====== TEXTO DA PÁGINA
Mas, antes disso, ainda na primeira aula, iniciando com o que vamos chamar de uma comparação, Lacan introduz o que lhe interessa: sua novidade sobre o ato, justamente nos lembrando que, a psicanálise, entende-se, é suposta «fazer alguma coisa». «Isso faz alguma coisa» com acento sobre o «isso faz», «ça fait», o que não é suficiente para defini-lo, para atingir o de que se trata, pois que, esse «ça fait», nos diz ele, também é essencial, é o «ponto central» da visada poética, porque a «poesia», ela também, «isso faz alguma coisa». Este «ça fait» o aproxima, portanto, da psicanálise. Ele segue dizendo que vinha se interessando pelo campo da poesia já há algum tempo, e que tínhamos, até então, pouco nos ocupado acerca do que «isso faz» e a «quem faz» da poesia, mais precisamente, aos poetas.
O que interessa a Lacan neste momento introdutório, porém, não é exatamente saber sobre o de que se trata no ato poético. O negócio é nos introduzir, precisamente, sobre o «isso faz alguma coisa» da psicanálise, que não está no mesmo nível da poesia. Eis, então, a diferença indicada entre ato poético e ato psicanalítico.
Essa distinção se impõe tendo em vista que o ato que caracteriza o fazer psicanalítico implica profundamente o sujeito, cuja dimensão, introduzida pela psicanálise, segundo Lacan, renovou o que pode ser enunciado como sujeito como tal, ou seja, inconsciente, e de tal forma que ele, aí, é colocado em ato, por isso sua dependência em relação à transferência, que não é outra coisa senão a colocação mesma, em ato, do inconsciente. Ou seja, eles têm resultados distintos e, por essa razão, é possível dizer que o resultado do ato poético é a poesia, e o do ato analítico, um dizer, visto que o dizer é um ato que implica a dimensão do sujeito. Contudo, há algo que é preciso considerar: o ato analítico e o ato poético se ligam em suas funções de equivocação, de quebra de sentido, e ambos operam sobre o discurso podendo «acordar a verdade», pois ela, a verdade pode adormecer, «isso depende do tom em que se diz» (LACAN, L’INSU…, 1976-77, p. 93). Tomando em conta o que pôde aprender com a poesia chinesa, sua caligrafia, Lacan nos convida, os analistas, a daí, da poesia, também retirararmos uma semente. Ele se refere aos forçamentos que fazem a poesia:
Se você é psicanalista, verá que essas forçagens através das quais um psicanalista pode fazer ressoar outra coisa, outra coisa que o sentido, pois o sentido é o que ressoa com a ajuda do significante, mas o que ressoa, isso vai mais longe, é, antes, mole[1], o sentido tampona, mas, com a ajuda do que chamamos a escritura poética, vocês podem ter a dimensão do que poderia ser a interpretação psicanalítica (LACAN, 1976-77 p. 93) […] É [pois] na medida em que a justa interpretação apaga um sintoma que a verdade se especifica como poética (Idem, p. 94).
============
====== DADOS FORNECIDOS
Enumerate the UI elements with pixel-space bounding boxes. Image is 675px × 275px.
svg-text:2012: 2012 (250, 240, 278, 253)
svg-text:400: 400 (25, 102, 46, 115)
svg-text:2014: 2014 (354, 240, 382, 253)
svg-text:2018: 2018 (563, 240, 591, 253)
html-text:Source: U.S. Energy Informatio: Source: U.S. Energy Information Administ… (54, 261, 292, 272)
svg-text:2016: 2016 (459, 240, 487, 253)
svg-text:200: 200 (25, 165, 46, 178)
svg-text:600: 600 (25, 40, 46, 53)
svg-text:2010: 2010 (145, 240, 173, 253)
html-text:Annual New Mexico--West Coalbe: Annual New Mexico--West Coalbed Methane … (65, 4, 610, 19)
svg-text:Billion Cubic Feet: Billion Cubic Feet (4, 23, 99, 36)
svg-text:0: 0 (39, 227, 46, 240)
============
QUESTÕES DE ESTUDO.
1. Segundo o texto sobre Lacan, qual é o resultado do ato poético e qual é o do ato analítico?
2. Copie do texto sobre Lacan tudo desde "Mas, antes disso, ainda" até "precisamente, aos poetas.".

RESULTADOS DO EXERCÍCIO.
1. O resultado do ato poético é a poesia, e o do ato analítico é um dizer.

2.
Mas, antes disso, ainda na primeira aula, iniciando com o que vamos chamar de uma comparação, Lacan introduz o que lhe interessa: sua novidade sobre o ato, justamente nos lembrando que, a psicanálise, entende-se, é suposta «fazer alguma coisa». «Isso faz alguma coisa» com acento sobre o «isso faz», «ça fait», o que não é suficiente para defini-lo, para atingir o de que se trata, pois que, esse «ça fait», nos diz ele, também é essencial, é o «ponto central» da visada poética, porque a «poesia», ela também, «isso faz alguma coisa». Este «ça fait» o aproxima, portanto, da psicanálise. Ele segue dizendo que vinha se interessando pelo campo da poesia já há algum tempo, e que tínhamos, até então, pouco nos ocupado acerca do que «isso faz» e a «quem faz» da poesia, mais precisamente, aos poetas.